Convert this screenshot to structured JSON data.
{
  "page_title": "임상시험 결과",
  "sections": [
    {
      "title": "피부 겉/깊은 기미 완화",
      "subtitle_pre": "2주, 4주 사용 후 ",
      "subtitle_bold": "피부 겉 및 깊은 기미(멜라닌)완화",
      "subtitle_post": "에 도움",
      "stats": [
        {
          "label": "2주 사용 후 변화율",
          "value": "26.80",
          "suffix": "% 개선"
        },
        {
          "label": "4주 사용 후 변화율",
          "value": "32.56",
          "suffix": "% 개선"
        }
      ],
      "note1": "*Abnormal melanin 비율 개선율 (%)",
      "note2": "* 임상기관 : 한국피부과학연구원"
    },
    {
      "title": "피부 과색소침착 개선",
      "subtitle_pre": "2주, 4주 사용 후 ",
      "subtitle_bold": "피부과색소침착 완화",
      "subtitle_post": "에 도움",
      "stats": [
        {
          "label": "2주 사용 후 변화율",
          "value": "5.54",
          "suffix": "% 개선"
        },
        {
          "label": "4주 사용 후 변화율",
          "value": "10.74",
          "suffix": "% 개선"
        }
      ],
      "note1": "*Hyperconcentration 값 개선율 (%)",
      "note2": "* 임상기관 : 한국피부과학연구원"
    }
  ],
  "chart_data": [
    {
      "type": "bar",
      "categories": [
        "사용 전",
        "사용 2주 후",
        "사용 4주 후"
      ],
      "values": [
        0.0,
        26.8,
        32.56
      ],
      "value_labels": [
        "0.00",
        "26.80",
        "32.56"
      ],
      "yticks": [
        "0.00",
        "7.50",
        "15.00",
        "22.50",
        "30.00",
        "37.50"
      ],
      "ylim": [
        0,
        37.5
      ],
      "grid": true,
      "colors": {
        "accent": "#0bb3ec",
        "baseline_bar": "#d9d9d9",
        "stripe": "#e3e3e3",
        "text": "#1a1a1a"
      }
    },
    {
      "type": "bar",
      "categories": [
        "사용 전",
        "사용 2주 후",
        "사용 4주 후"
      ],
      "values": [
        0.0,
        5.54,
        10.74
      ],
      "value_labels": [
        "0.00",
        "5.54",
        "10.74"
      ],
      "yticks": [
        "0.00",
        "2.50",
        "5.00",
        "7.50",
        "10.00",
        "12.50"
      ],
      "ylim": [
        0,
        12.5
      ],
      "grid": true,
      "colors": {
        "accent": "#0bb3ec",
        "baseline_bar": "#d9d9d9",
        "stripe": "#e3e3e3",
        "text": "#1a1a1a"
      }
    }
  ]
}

■ **INSTRUCTIONS FOR THE TASK**
Retype all of the entries precisely as they are.

■ **ANSWER TO THE TASK**
Convert this screenshot to structured JSON data.
{
  "page_title": "임상시험 결과",
  "sections": [
    {
      "title": "피부 겉/깊은 기미 완화",
      "subtitle_pre": "2주, 4주 사용 후 ",
      "subtitle_bold": "피부 겉 및 깊은 기미(멜라닌)완화",
      "subtitle_post": "에 도움",
      "stats": [
        {
          "label": "2주 사용 후 변화율",
          "value": "26.80",
          "suffix": "% 개선"
        },
        {
          "label": "4주 사용 후 변화율",
          "value": "32.56",
          "suffix": "% 개선"
        }
      ],
      "note1": "*Abnormal melanin 비율 개선율 (%)",
      "note2": "* 임상기관 : 한국피부과학연구원"
    },
    {
      "title": "피부 과색소침착 개선",
      "subtitle_pre": "2주, 4주 사용 후 ",
      "subtitle_bold": "피부과색소침착 완화",
      "subtitle_post": "에 도움",
      "stats": [
        {
          "label": "2주 사용 후 변화율",
          "value": "5.54",
          "suffix": "% 개선"
        },
        {
          "label": "4주 사용 후 변화율",
          "value": "10.74",
          "suffix": "% 개선"
        }
      ],
      "note1": "*Hyperconcentration 값 개선율 (%)",
      "note2": "* 임상기관 : 한국피부과학연구원"
    }
  ],
  "chart_data": [
    {
      "type": "bar",
      "categories": [
        "사용 전",
        "사용 2주 후",
        "사용 4주 후"
      ],
      "values": [
        0.0,
        26.8,
        32.56
      ],
      "value_labels": [
        "0.00",
        "26.80",
        "32.56"
      ],
      "yticks": [
        "0.00",
        "7.50",
        "15.00",
        "22.50",
        "30.00",
        "37.50"
      ],
      "ylim": [
        0,
        37.5
      ],
      "grid": true,
      "colors": {
        "accent": "#0bb3ec",
        "baseline_bar": "#d9d9d9",
        "stripe": "#e3e3e3",
        "text": "#1a1a1a"
      }
    },
    {
      "type": "bar",
      "categories": [
        "사용 전",
        "사용 2주 후",
        "사용 4주 후"
      ],
      "values": [
        0.0,
        5.54,
        10.74
      ],
      "value_labels": [
        "0.00",
        "5.54",
        "10.74"
      ],
      "yticks": [
        "0.00",
        "2.50",
        "5.00",
        "7.50",
        "10.00",
        "12.50"
      ],
      "ylim": [
        0,
        12.5
      ],
      "grid": true,
      "colors": {
        "accent": "#0bb3ec",
        "baseline_bar": "#d9d9d9",
        "stripe": "#e3e3e3",
        "text": "#1a1a1a"
      }
    }
  ]
}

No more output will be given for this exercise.